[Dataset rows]
====
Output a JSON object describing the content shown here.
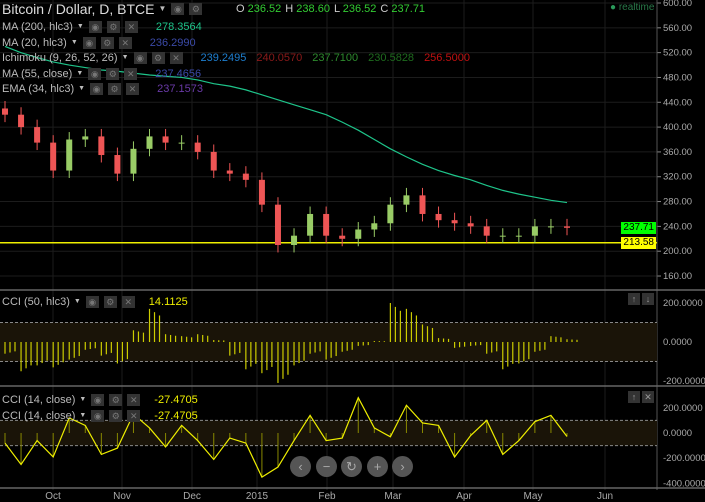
{
  "header": {
    "symbol": "Bitcoin / Dollar, D, BTCE",
    "o_label": "O",
    "o": "236.52",
    "h_label": "H",
    "h": "238.60",
    "l_label": "L",
    "l": "236.52",
    "c_label": "C",
    "c": "237.71",
    "realtime": "realtime"
  },
  "indicators": [
    {
      "name": "MA (200, hlc3)",
      "values": [
        "278.3564"
      ],
      "colors": [
        "#1ec48a"
      ]
    },
    {
      "name": "MA (20, hlc3)",
      "values": [
        "236.2990"
      ],
      "colors": [
        "#3b4aa8"
      ]
    },
    {
      "name": "Ichimoku (9, 26, 52, 26)",
      "values": [
        "239.2495",
        "240.0570",
        "237.7100",
        "230.5828",
        "256.5000"
      ],
      "colors": [
        "#1e7fd0",
        "#8b1a1a",
        "#2e8b2e",
        "#1e6b1e",
        "#c01010"
      ]
    },
    {
      "name": "MA (55, close)",
      "values": [
        "237.4656"
      ],
      "colors": [
        "#3b4aa8"
      ]
    },
    {
      "name": "EMA (34, hlc3)",
      "values": [
        "237.1573"
      ],
      "colors": [
        "#6a3aa8"
      ]
    }
  ],
  "cci1": {
    "name": "CCI (50, hlc3)",
    "value": "14.1125"
  },
  "cci2": [
    {
      "name": "CCI (14, close)",
      "value": "-27.4705"
    },
    {
      "name": "CCI (14, close)",
      "value": "-27.4705"
    }
  ],
  "price_tags": {
    "last": "237.71",
    "line": "213.58",
    "last_color": "#00ff00",
    "line_color": "#ffff00"
  },
  "nav": {
    "prev": "‹",
    "zoom_out": "−",
    "reset": "↻",
    "zoom_in": "+",
    "next": "›"
  },
  "chart_data": [
    {
      "type": "candlestick",
      "title": "Bitcoin / Dollar, D, BTCE",
      "ylim": [
        140,
        600
      ],
      "yticks": [
        "600.00",
        "560.00",
        "520.00",
        "480.00",
        "440.00",
        "400.00",
        "360.00",
        "320.00",
        "280.00",
        "240.00",
        "200.00",
        "160.00"
      ],
      "xticks": [
        "Oct",
        "Nov",
        "Dec",
        "2015",
        "Feb",
        "Mar",
        "Apr",
        "May",
        "Jun"
      ],
      "x": [
        "2014-09-14",
        "2014-09-21",
        "2014-09-28",
        "2014-10-05",
        "2014-10-12",
        "2014-10-19",
        "2014-10-26",
        "2014-11-02",
        "2014-11-09",
        "2014-11-16",
        "2014-11-23",
        "2014-11-30",
        "2014-12-07",
        "2014-12-14",
        "2014-12-21",
        "2014-12-28",
        "2015-01-04",
        "2015-01-11",
        "2015-01-18",
        "2015-01-25",
        "2015-02-01",
        "2015-02-08",
        "2015-02-15",
        "2015-02-22",
        "2015-03-01",
        "2015-03-08",
        "2015-03-15",
        "2015-03-22",
        "2015-03-29",
        "2015-04-05",
        "2015-04-12",
        "2015-04-19",
        "2015-04-26",
        "2015-05-03",
        "2015-05-10",
        "2015-05-15"
      ],
      "close": [
        420,
        400,
        375,
        330,
        380,
        385,
        355,
        325,
        365,
        385,
        375,
        375,
        360,
        330,
        325,
        315,
        275,
        210,
        225,
        260,
        225,
        220,
        235,
        245,
        275,
        290,
        260,
        250,
        245,
        240,
        225,
        225,
        225,
        240,
        240,
        237.71
      ],
      "ma200": [
        530,
        520,
        512,
        505,
        500,
        496,
        492,
        490,
        487,
        484,
        482,
        480,
        476,
        470,
        466,
        460,
        452,
        444,
        436,
        428,
        420,
        408,
        395,
        380,
        365,
        352,
        340,
        330,
        322,
        315,
        306,
        298,
        292,
        287,
        282,
        278.36
      ],
      "horizontal_line": 213.58
    },
    {
      "type": "bar",
      "name": "CCI (50, hlc3)",
      "ylim": [
        -230,
        240
      ],
      "yticks": [
        "200.0000",
        "0.0000",
        "-200.0000"
      ],
      "bands": [
        100,
        -100
      ],
      "values": [
        -60,
        -150,
        -120,
        -130,
        -90,
        -40,
        -70,
        -110,
        60,
        170,
        40,
        30,
        40,
        10,
        -70,
        -140,
        -160,
        -210,
        -120,
        -60,
        -90,
        -50,
        -20,
        5,
        200,
        170,
        90,
        20,
        -30,
        -20,
        -60,
        -140,
        -110,
        -50,
        30,
        14.11
      ]
    },
    {
      "type": "line",
      "name": "CCI (14, close)",
      "ylim": [
        -420,
        340
      ],
      "yticks": [
        "200.0000",
        "0.0000",
        "-200.0000",
        "-400.0000"
      ],
      "bands": [
        100,
        -100
      ],
      "values": [
        -80,
        -250,
        -60,
        -190,
        120,
        60,
        -170,
        -120,
        150,
        40,
        -110,
        60,
        -60,
        -210,
        -40,
        -80,
        -350,
        -270,
        -60,
        140,
        -60,
        -40,
        280,
        40,
        -30,
        220,
        80,
        60,
        -190,
        -20,
        100,
        -170,
        -60,
        90,
        140,
        -27.47
      ]
    }
  ]
}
====
# [Given exercise]
Write out each line again precisely as it appears, skipping every picture.

# [Written reply]
Output a JSON object describing the content shown here.
{
  "header": {
    "symbol": "Bitcoin / Dollar, D, BTCE",
    "o_label": "O",
    "o": "236.52",
    "h_label": "H",
    "h": "238.60",
    "l_label": "L",
    "l": "236.52",
    "c_label": "C",
    "c": "237.71",
    "realtime": "realtime"
  },
  "indicators": [
    {
      "name": "MA (200, hlc3)",
      "values": [
        "278.3564"
      ],
      "colors": [
        "#1ec48a"
      ]
    },
    {
      "name": "MA (20, hlc3)",
      "values": [
        "236.2990"
      ],
      "colors": [
        "#3b4aa8"
      ]
    },
    {
      "name": "Ichimoku (9, 26, 52, 26)",
      "values": [
        "239.2495",
        "240.0570",
        "237.7100",
        "230.5828",
        "256.5000"
      ],
      "colors": [
        "#1e7fd0",
        "#8b1a1a",
        "#2e8b2e",
        "#1e6b1e",
        "#c01010"
      ]
    },
    {
      "name": "MA (55, close)",
      "values": [
        "237.4656"
      ],
      "colors": [
        "#3b4aa8"
      ]
    },
    {
      "name": "EMA (34, hlc3)",
      "values": [
        "237.1573"
      ],
      "colors": [
        "#6a3aa8"
      ]
    }
  ],
  "cci1": {
    "name": "CCI (50, hlc3)",
    "value": "14.1125"
  },
  "cci2": [
    {
      "name": "CCI (14, close)",
      "value": "-27.4705"
    },
    {
      "name": "CCI (14, close)",
      "value": "-27.4705"
    }
  ],
  "price_tags": {
    "last": "237.71",
    "line": "213.58",
    "last_color": "#00ff00",
    "line_color": "#ffff00"
  },
  "nav": {
    "prev": "‹",
    "zoom_out": "−",
    "reset": "↻",
    "zoom_in": "+",
    "next": "›"
  },
  "chart_data": [
    {
      "type": "candlestick",
      "title": "Bitcoin / Dollar, D, BTCE",
      "ylim": [
        140,
        600
      ],
      "yticks": [
        "600.00",
        "560.00",
        "520.00",
        "480.00",
        "440.00",
        "400.00",
        "360.00",
        "320.00",
        "280.00",
        "240.00",
        "200.00",
        "160.00"
      ],
      "xticks": [
        "Oct",
        "Nov",
        "Dec",
        "2015",
        "Feb",
        "Mar",
        "Apr",
        "May",
        "Jun"
      ],
      "x": [
        "2014-09-14",
        "2014-09-21",
        "2014-09-28",
        "2014-10-05",
        "2014-10-12",
        "2014-10-19",
        "2014-10-26",
        "2014-11-02",
        "2014-11-09",
        "2014-11-16",
        "2014-11-23",
        "2014-11-30",
        "2014-12-07",
        "2014-12-14",
        "2014-12-21",
        "2014-12-28",
        "2015-01-04",
        "2015-01-11",
        "2015-01-18",
        "2015-01-25",
        "2015-02-01",
        "2015-02-08",
        "2015-02-15",
        "2015-02-22",
        "2015-03-01",
        "2015-03-08",
        "2015-03-15",
        "2015-03-22",
        "2015-03-29",
        "2015-04-05",
        "2015-04-12",
        "2015-04-19",
        "2015-04-26",
        "2015-05-03",
        "2015-05-10",
        "2015-05-15"
      ],
      "close": [
        420,
        400,
        375,
        330,
        380,
        385,
        355,
        325,
        365,
        385,
        375,
        375,
        360,
        330,
        325,
        315,
        275,
        210,
        225,
        260,
        225,
        220,
        235,
        245,
        275,
        290,
        260,
        250,
        245,
        240,
        225,
        225,
        225,
        240,
        240,
        237.71
      ],
      "ma200": [
        530,
        520,
        512,
        505,
        500,
        496,
        492,
        490,
        487,
        484,
        482,
        480,
        476,
        470,
        466,
        460,
        452,
        444,
        436,
        428,
        420,
        408,
        395,
        380,
        365,
        352,
        340,
        330,
        322,
        315,
        306,
        298,
        292,
        287,
        282,
        278.36
      ],
      "horizontal_line": 213.58
    },
    {
      "type": "bar",
      "name": "CCI (50, hlc3)",
      "ylim": [
        -230,
        240
      ],
      "yticks": [
        "200.0000",
        "0.0000",
        "-200.0000"
      ],
      "bands": [
        100,
        -100
      ],
      "values": [
        -60,
        -150,
        -120,
        -130,
        -90,
        -40,
        -70,
        -110,
        60,
        170,
        40,
        30,
        40,
        10,
        -70,
        -140,
        -160,
        -210,
        -120,
        -60,
        -90,
        -50,
        -20,
        5,
        200,
        170,
        90,
        20,
        -30,
        -20,
        -60,
        -140,
        -110,
        -50,
        30,
        14.11
      ]
    },
    {
      "type": "line",
      "name": "CCI (14, close)",
      "ylim": [
        -420,
        340
      ],
      "yticks": [
        "200.0000",
        "0.0000",
        "-200.0000",
        "-400.0000"
      ],
      "bands": [
        100,
        -100
      ],
      "values": [
        -80,
        -250,
        -60,
        -190,
        120,
        60,
        -170,
        -120,
        150,
        40,
        -110,
        60,
        -60,
        -210,
        -40,
        -80,
        -350,
        -270,
        -60,
        140,
        -60,
        -40,
        280,
        40,
        -30,
        220,
        80,
        60,
        -190,
        -20,
        100,
        -170,
        -60,
        90,
        140,
        -27.47
      ]
    }
  ]
}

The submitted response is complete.